# Challenge
Tally the lines that hold the word "التشبيه" and reply with that figure only.

────────────────────

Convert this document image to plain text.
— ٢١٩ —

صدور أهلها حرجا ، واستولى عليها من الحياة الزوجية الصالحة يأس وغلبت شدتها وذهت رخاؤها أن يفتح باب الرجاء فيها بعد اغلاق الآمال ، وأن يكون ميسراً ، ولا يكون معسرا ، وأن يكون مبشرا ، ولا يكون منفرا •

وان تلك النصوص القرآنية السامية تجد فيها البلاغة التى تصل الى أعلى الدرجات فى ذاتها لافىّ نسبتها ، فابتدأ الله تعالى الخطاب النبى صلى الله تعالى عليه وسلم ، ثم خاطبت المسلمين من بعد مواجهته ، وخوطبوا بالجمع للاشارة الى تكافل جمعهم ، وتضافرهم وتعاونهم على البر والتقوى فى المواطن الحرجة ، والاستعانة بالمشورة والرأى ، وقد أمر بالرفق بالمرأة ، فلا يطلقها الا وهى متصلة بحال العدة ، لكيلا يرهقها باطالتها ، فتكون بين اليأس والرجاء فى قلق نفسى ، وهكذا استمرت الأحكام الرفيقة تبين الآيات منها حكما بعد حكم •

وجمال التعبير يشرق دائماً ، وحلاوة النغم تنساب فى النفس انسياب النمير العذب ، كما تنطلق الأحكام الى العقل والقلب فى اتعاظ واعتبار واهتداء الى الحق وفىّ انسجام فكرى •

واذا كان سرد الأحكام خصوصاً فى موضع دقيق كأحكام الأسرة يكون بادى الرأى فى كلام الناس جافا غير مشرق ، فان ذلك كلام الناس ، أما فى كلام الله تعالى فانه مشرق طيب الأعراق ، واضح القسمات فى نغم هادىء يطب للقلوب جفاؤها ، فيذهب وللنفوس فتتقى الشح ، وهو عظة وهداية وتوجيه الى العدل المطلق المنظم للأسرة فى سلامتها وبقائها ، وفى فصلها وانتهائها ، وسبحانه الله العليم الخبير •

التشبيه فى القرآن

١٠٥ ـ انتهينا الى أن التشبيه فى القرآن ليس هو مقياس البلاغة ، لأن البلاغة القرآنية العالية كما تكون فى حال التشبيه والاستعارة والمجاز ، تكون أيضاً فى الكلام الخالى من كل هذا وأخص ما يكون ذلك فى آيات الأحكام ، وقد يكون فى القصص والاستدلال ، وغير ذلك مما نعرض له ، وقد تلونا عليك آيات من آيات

────────────────────

# Full output
2